====== Data section
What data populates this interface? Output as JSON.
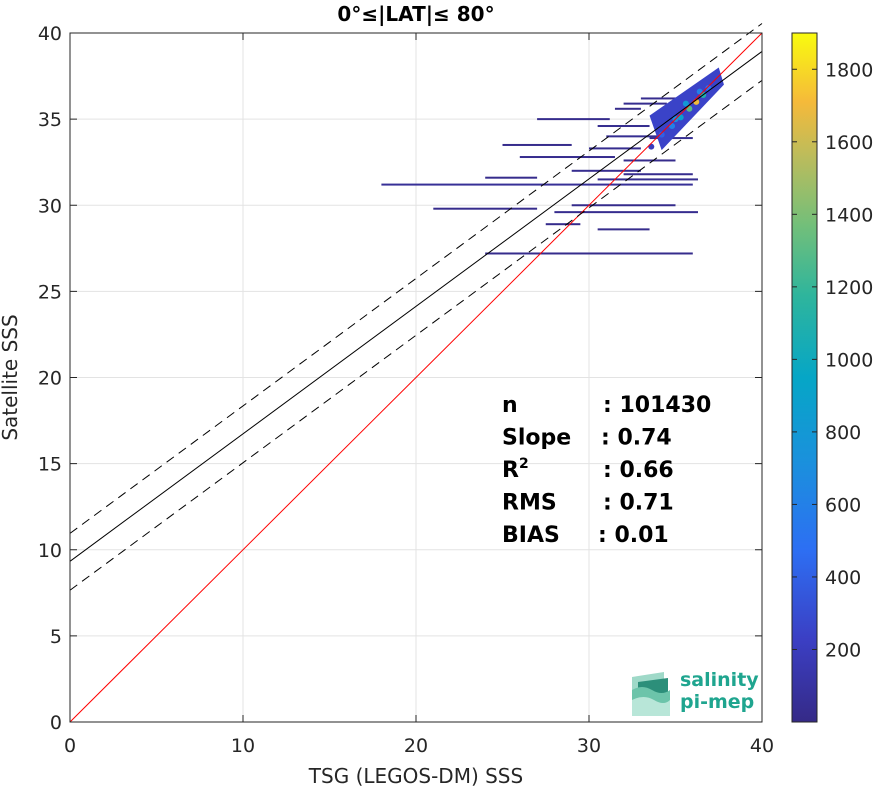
{
  "chart_data": {
    "type": "scatter",
    "title": "0°≤|LAT|≤ 80°",
    "xlabel": "TSG (LEGOS-DM) SSS",
    "ylabel": "Satellite SSS",
    "xlim": [
      0,
      40
    ],
    "ylim": [
      0,
      40
    ],
    "xticks": [
      "0",
      "10",
      "20",
      "30",
      "40"
    ],
    "yticks": [
      "0",
      "5",
      "10",
      "15",
      "20",
      "25",
      "30",
      "35",
      "40"
    ],
    "grid": true,
    "colorbar": {
      "range": [
        0,
        1900
      ],
      "ticks": [
        "200",
        "400",
        "600",
        "800",
        "1000",
        "1200",
        "1400",
        "1600",
        "1800"
      ],
      "colormap": "parula"
    },
    "lines": [
      {
        "style": "solid",
        "color": "#ff0000",
        "x": [
          0,
          40
        ],
        "y": [
          0,
          40
        ]
      },
      {
        "style": "solid",
        "color": "#000000",
        "x": [
          0,
          40
        ],
        "y": [
          9.33,
          38.93
        ]
      },
      {
        "style": "dashed",
        "color": "#000000",
        "x": [
          0,
          40
        ],
        "y": [
          10.95,
          40.55
        ]
      },
      {
        "style": "dashed",
        "color": "#000000",
        "x": [
          0,
          40
        ],
        "y": [
          7.65,
          37.25
        ]
      }
    ],
    "density_points": [
      {
        "x": 34.2,
        "y": 34.1,
        "c": 400
      },
      {
        "x": 34.8,
        "y": 34.6,
        "c": 600
      },
      {
        "x": 35.3,
        "y": 35.1,
        "c": 900
      },
      {
        "x": 35.8,
        "y": 35.6,
        "c": 1300
      },
      {
        "x": 36.2,
        "y": 36.0,
        "c": 1700
      },
      {
        "x": 36.6,
        "y": 36.4,
        "c": 1100
      },
      {
        "x": 35.0,
        "y": 35.0,
        "c": 700
      },
      {
        "x": 36.9,
        "y": 36.8,
        "c": 500
      },
      {
        "x": 37.2,
        "y": 37.3,
        "c": 250
      },
      {
        "x": 33.6,
        "y": 33.4,
        "c": 200
      },
      {
        "x": 35.6,
        "y": 35.9,
        "c": 800
      },
      {
        "x": 36.4,
        "y": 36.6,
        "c": 600
      }
    ],
    "streaks": [
      {
        "x0": 33.0,
        "x1": 35.5,
        "y": 36.2,
        "c": 30
      },
      {
        "x0": 32.0,
        "x1": 34.5,
        "y": 35.9,
        "c": 30
      },
      {
        "x0": 31.5,
        "x1": 33.0,
        "y": 35.6,
        "c": 20
      },
      {
        "x0": 27.0,
        "x1": 31.2,
        "y": 35.0,
        "c": 20
      },
      {
        "x0": 30.5,
        "x1": 33.5,
        "y": 34.6,
        "c": 30
      },
      {
        "x0": 31.0,
        "x1": 34.2,
        "y": 34.0,
        "c": 40
      },
      {
        "x0": 25.0,
        "x1": 29.0,
        "y": 33.5,
        "c": 20
      },
      {
        "x0": 30.0,
        "x1": 33.0,
        "y": 33.3,
        "c": 30
      },
      {
        "x0": 26.0,
        "x1": 31.5,
        "y": 32.8,
        "c": 25
      },
      {
        "x0": 32.0,
        "x1": 35.0,
        "y": 32.6,
        "c": 20
      },
      {
        "x0": 29.0,
        "x1": 33.0,
        "y": 32.0,
        "c": 30
      },
      {
        "x0": 32.0,
        "x1": 36.0,
        "y": 31.8,
        "c": 25
      },
      {
        "x0": 18.0,
        "x1": 36.0,
        "y": 31.2,
        "c": 60
      },
      {
        "x0": 24.0,
        "x1": 27.0,
        "y": 31.6,
        "c": 20
      },
      {
        "x0": 30.5,
        "x1": 36.3,
        "y": 31.5,
        "c": 30
      },
      {
        "x0": 21.0,
        "x1": 27.0,
        "y": 29.8,
        "c": 20
      },
      {
        "x0": 28.0,
        "x1": 36.3,
        "y": 29.6,
        "c": 25
      },
      {
        "x0": 27.5,
        "x1": 29.5,
        "y": 28.9,
        "c": 15
      },
      {
        "x0": 30.5,
        "x1": 33.5,
        "y": 28.6,
        "c": 20
      },
      {
        "x0": 24.0,
        "x1": 36.0,
        "y": 27.2,
        "c": 20
      },
      {
        "x0": 29.0,
        "x1": 35.0,
        "y": 30.0,
        "c": 15
      },
      {
        "x0": 33.5,
        "x1": 36.0,
        "y": 33.9,
        "c": 40
      }
    ],
    "stats": [
      {
        "label": "n",
        "value": ": 101430"
      },
      {
        "label": "Slope",
        "value": ": 0.74"
      },
      {
        "label": "R",
        "sup": "2",
        "value": ": 0.66"
      },
      {
        "label": "RMS",
        "value": ": 0.71"
      },
      {
        "label": "BIAS",
        "value": ": 0.01"
      }
    ]
  },
  "logo": {
    "line1": "salinity",
    "line2": "pi-mep"
  }
}
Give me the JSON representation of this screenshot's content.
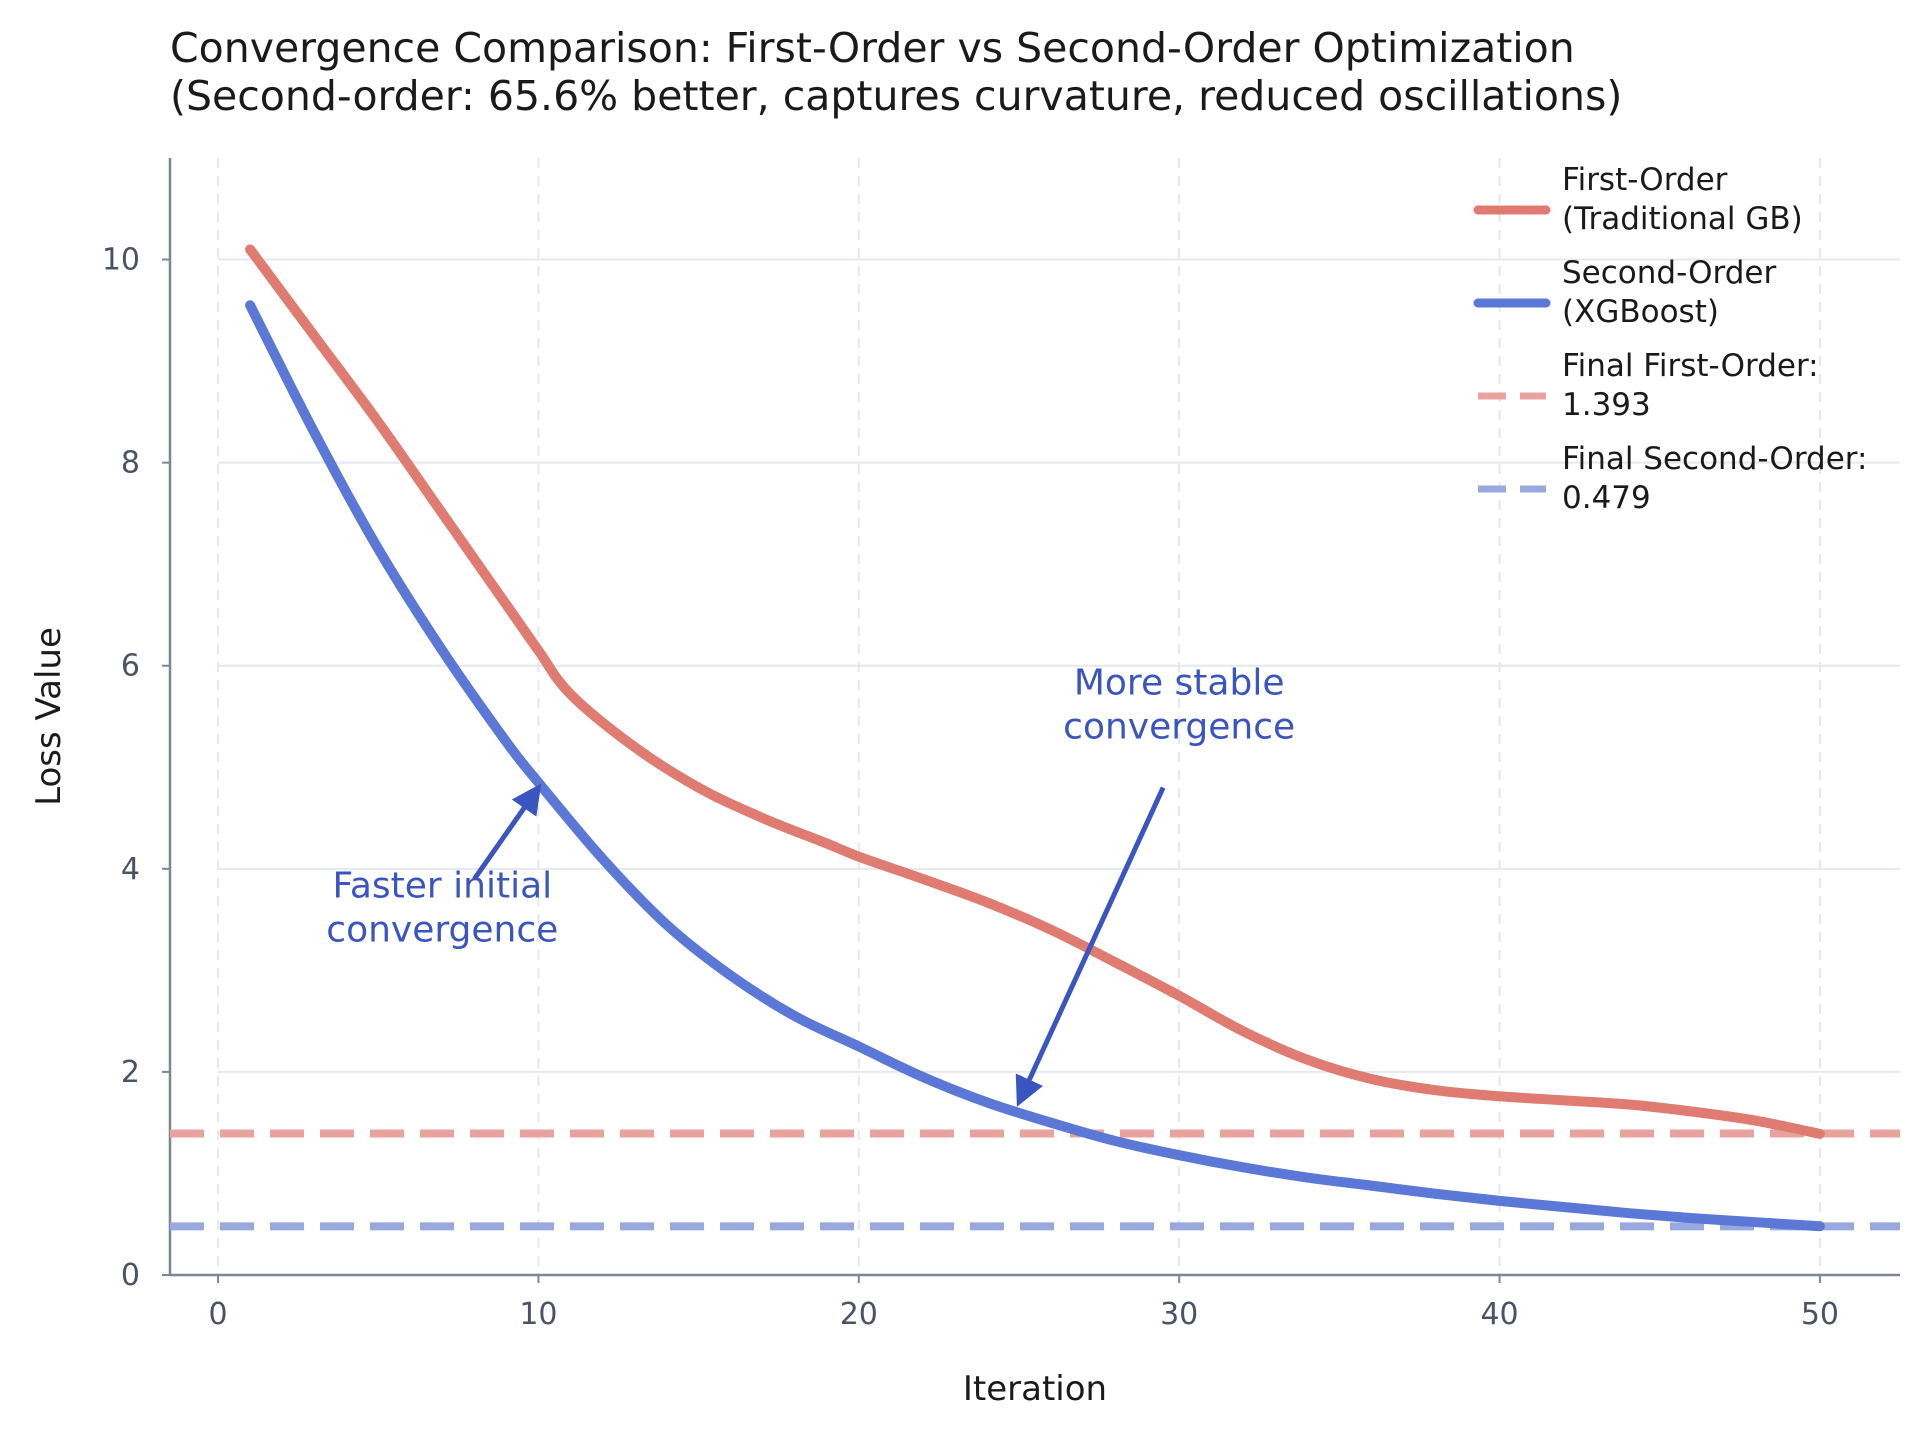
{
  "chart_data": {
    "type": "line",
    "title": "Convergence Comparison: First-Order vs Second-Order Optimization",
    "subtitle": "(Second-order: 65.6% better, captures curvature, reduced oscillations)",
    "xlabel": "Iteration",
    "ylabel": "Loss Value",
    "xlim": [
      -1.5,
      52.5
    ],
    "ylim": [
      0,
      11
    ],
    "xticks": [
      0,
      10,
      20,
      30,
      40,
      50
    ],
    "yticks": [
      0,
      2,
      4,
      6,
      8,
      10
    ],
    "grid": true,
    "legend_position": "top-right",
    "series": [
      {
        "name": "First-Order\n(Traditional GB)",
        "color": "#e07b72",
        "style": "solid",
        "x": [
          1,
          3,
          5,
          7,
          9,
          10,
          11,
          13,
          15,
          17,
          19,
          20,
          22,
          24,
          26,
          28,
          30,
          32,
          34,
          36,
          38,
          40,
          42,
          44,
          46,
          48,
          50
        ],
        "y": [
          10.1,
          9.25,
          8.4,
          7.5,
          6.6,
          6.15,
          5.72,
          5.2,
          4.8,
          4.5,
          4.25,
          4.12,
          3.9,
          3.67,
          3.4,
          3.08,
          2.75,
          2.4,
          2.12,
          1.93,
          1.82,
          1.76,
          1.72,
          1.68,
          1.61,
          1.52,
          1.39
        ]
      },
      {
        "name": "Second-Order\n(XGBoost)",
        "color": "#5b78d6",
        "style": "solid",
        "x": [
          1,
          3,
          5,
          7,
          9,
          10,
          12,
          14,
          16,
          18,
          20,
          22,
          24,
          26,
          28,
          30,
          32,
          34,
          36,
          38,
          40,
          42,
          44,
          46,
          48,
          50
        ],
        "y": [
          9.55,
          8.3,
          7.15,
          6.15,
          5.25,
          4.85,
          4.1,
          3.45,
          2.95,
          2.55,
          2.25,
          1.95,
          1.7,
          1.5,
          1.32,
          1.18,
          1.06,
          0.96,
          0.88,
          0.8,
          0.73,
          0.67,
          0.61,
          0.56,
          0.52,
          0.48
        ]
      },
      {
        "name": "Final First-Order:\n1.393",
        "color": "#e8a39e",
        "style": "dashed",
        "x": [
          -1.5,
          52.5
        ],
        "y": [
          1.393,
          1.393
        ]
      },
      {
        "name": "Final Second-Order:\n0.479",
        "color": "#99a8df",
        "style": "dashed",
        "x": [
          -1.5,
          52.5
        ],
        "y": [
          0.479,
          0.479
        ]
      }
    ],
    "annotations": [
      {
        "text": "Faster initial\nconvergence",
        "text_xy": [
          7,
          3.5
        ],
        "arrow_to": [
          10,
          4.8
        ],
        "arrow_from": [
          8,
          3.9
        ],
        "color": "#3a55c0"
      },
      {
        "text": "More stable\nconvergence",
        "text_xy": [
          30,
          5.5
        ],
        "arrow_to": [
          25,
          1.7
        ],
        "arrow_from": [
          29.5,
          4.8
        ],
        "color": "#3a55c0"
      }
    ]
  }
}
============
**To be done**: Copy every line of the records above that contains "this".

**Exercise output**:
What data populates this interface? Output as JSON.
Give me the JSON representation of this screenshot's content.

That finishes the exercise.